-- start DATA LINES --
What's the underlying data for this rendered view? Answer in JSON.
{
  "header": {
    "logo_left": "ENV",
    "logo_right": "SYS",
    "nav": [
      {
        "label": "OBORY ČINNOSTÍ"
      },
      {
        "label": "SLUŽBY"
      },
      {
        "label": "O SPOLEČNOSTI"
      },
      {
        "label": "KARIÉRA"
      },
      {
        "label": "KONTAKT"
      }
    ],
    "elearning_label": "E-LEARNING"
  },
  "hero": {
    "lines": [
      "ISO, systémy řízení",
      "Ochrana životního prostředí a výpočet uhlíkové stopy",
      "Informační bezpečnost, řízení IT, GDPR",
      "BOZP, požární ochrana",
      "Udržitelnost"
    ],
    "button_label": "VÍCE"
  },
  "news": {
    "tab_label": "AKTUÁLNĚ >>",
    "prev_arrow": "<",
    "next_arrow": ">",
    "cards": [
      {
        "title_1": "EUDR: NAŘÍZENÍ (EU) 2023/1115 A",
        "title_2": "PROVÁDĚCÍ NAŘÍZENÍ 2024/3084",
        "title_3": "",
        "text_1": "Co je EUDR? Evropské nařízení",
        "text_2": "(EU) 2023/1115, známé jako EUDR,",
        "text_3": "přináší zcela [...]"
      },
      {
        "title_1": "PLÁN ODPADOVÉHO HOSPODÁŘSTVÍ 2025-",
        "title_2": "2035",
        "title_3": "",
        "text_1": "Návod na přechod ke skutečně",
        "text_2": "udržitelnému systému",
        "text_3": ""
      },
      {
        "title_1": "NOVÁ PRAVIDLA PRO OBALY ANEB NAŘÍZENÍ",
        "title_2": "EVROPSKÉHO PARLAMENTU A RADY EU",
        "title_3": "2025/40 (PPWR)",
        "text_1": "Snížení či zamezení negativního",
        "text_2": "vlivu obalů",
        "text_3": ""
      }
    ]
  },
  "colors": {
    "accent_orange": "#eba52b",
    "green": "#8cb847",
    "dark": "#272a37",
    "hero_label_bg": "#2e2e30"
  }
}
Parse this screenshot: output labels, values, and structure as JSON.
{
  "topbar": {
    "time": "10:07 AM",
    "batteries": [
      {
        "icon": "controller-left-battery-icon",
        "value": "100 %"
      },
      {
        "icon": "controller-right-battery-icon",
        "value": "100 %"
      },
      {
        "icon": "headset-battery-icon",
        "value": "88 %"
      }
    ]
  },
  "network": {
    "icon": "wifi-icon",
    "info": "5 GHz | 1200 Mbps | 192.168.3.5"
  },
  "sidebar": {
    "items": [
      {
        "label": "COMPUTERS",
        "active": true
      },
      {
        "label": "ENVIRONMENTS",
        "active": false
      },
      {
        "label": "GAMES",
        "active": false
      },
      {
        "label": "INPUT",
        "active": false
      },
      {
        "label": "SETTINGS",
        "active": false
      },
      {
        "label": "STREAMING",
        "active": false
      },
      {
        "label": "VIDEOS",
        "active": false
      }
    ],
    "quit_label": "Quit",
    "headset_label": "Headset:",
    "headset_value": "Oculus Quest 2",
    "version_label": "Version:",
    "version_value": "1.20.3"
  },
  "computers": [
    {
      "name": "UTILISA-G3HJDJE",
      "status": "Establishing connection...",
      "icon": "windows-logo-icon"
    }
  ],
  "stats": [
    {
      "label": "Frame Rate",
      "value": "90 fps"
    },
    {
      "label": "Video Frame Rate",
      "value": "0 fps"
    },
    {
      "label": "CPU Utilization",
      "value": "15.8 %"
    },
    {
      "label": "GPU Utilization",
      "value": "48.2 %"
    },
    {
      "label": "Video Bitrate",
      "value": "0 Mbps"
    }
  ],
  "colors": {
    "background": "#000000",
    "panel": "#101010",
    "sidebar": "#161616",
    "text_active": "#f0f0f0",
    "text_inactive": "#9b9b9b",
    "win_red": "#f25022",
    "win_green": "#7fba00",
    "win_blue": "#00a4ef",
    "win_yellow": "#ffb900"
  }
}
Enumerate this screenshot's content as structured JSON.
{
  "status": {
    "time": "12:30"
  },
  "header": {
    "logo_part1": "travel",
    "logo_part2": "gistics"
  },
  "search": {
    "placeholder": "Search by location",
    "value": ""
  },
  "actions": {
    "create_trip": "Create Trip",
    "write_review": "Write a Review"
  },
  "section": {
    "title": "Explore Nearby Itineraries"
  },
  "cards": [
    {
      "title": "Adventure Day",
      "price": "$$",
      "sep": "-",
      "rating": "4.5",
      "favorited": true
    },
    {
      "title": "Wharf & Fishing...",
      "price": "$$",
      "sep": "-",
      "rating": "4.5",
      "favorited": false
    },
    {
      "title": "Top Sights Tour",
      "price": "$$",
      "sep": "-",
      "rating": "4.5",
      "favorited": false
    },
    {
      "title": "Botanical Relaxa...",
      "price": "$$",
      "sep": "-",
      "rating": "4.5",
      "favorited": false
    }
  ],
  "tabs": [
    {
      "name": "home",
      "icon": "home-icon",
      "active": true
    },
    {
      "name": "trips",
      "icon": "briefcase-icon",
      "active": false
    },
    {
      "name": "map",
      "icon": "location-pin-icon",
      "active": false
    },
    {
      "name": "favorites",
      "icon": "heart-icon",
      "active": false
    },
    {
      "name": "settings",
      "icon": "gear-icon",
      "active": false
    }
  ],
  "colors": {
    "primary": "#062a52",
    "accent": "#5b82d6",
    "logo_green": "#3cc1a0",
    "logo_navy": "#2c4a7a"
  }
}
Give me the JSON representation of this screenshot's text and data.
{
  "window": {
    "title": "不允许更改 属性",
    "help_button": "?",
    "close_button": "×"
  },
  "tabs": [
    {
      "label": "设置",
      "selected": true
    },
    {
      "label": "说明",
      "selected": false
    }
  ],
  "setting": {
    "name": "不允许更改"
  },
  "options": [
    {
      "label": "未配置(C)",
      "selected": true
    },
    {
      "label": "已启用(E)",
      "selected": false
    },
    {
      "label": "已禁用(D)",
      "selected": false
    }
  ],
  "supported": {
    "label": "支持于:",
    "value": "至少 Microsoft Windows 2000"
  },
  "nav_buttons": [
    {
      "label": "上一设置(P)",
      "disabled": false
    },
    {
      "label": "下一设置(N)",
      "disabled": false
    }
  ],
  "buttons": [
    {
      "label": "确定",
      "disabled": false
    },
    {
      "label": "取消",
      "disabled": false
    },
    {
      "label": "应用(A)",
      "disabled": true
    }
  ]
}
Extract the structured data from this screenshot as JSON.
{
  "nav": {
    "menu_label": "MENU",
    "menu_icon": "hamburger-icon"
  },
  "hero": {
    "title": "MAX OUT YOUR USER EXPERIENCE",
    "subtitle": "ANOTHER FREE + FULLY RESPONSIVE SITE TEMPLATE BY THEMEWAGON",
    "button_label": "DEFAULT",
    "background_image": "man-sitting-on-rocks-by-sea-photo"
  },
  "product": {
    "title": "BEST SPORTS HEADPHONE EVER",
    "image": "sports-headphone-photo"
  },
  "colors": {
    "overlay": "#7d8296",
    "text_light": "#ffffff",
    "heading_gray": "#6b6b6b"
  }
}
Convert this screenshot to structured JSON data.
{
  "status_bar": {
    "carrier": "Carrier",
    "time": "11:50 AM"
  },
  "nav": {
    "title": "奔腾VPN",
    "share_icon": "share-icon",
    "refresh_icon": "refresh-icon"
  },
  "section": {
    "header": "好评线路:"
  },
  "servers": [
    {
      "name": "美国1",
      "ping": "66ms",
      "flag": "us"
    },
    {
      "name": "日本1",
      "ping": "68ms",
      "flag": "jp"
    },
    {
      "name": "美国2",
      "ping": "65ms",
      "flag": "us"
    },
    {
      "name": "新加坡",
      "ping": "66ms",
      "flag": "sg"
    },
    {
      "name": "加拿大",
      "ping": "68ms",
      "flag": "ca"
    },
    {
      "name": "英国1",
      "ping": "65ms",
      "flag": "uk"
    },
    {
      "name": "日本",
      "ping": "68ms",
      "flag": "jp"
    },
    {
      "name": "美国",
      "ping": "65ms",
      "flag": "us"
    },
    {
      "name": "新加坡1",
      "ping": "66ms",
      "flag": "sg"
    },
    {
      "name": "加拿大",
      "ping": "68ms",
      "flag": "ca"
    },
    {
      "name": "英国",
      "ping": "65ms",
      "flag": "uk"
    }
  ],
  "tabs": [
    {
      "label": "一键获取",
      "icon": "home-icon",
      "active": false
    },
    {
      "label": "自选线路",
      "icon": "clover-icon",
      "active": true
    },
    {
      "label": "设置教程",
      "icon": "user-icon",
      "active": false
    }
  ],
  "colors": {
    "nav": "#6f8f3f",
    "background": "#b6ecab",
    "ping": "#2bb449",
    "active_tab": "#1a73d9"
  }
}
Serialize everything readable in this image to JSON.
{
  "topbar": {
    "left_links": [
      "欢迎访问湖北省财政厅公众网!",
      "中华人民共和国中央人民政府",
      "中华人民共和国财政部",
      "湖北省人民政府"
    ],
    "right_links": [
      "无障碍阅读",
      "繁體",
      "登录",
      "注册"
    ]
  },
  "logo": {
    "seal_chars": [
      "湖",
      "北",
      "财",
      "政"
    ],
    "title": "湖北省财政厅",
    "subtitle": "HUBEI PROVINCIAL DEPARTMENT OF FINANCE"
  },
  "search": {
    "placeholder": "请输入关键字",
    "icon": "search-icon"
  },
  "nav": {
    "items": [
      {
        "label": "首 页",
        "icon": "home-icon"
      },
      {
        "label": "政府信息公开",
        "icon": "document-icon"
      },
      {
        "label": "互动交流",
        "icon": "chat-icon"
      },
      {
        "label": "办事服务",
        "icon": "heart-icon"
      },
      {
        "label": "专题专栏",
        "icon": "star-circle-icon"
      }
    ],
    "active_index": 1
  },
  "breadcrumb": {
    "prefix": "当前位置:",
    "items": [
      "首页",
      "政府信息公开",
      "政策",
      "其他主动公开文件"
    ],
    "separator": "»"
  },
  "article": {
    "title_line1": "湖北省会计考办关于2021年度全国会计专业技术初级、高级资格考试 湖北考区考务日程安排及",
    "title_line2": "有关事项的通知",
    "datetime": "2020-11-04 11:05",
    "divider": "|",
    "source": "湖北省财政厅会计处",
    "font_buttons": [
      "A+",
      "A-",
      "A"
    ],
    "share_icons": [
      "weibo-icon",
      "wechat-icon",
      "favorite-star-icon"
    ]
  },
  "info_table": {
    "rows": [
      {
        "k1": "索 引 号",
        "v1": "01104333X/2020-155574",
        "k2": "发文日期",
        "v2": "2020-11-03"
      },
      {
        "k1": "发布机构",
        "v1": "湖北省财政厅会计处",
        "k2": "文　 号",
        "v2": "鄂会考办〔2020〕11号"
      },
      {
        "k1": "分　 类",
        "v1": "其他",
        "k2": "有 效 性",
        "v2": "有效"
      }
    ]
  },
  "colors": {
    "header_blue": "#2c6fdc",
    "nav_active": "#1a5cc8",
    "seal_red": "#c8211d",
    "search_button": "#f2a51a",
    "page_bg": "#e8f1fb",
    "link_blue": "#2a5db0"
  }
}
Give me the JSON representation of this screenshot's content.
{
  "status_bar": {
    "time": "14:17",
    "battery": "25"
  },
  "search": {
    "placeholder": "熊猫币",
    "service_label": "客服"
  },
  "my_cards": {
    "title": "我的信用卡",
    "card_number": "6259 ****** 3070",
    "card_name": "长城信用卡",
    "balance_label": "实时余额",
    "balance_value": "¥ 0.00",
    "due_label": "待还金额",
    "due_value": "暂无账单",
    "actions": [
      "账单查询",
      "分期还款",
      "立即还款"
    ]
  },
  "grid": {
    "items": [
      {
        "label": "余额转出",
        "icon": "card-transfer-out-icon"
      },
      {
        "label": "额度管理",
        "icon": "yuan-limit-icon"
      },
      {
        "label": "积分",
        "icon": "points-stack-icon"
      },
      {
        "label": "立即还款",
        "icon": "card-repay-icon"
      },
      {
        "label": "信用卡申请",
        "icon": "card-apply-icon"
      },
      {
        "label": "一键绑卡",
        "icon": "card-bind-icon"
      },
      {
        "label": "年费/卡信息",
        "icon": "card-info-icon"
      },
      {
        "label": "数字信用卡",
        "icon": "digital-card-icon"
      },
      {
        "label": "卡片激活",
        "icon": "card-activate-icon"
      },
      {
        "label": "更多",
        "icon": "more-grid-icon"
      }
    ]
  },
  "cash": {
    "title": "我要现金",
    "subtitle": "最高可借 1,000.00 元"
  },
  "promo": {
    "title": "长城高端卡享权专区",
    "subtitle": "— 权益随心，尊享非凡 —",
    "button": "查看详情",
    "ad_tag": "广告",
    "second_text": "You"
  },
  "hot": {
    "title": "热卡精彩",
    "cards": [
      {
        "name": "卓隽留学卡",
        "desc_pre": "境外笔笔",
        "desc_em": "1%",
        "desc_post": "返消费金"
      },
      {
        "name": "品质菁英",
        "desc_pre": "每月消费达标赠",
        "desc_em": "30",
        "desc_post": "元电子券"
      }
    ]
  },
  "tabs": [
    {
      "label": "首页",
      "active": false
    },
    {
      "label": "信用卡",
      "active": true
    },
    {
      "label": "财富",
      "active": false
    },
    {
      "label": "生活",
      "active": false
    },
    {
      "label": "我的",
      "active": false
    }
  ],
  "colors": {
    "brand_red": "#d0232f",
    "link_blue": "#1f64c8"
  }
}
-- end DATA LINES --
§ **DO THIS**
Say how many lines of the data include the word "photo". Respond with the number alone.

§ **RESPONSE**
2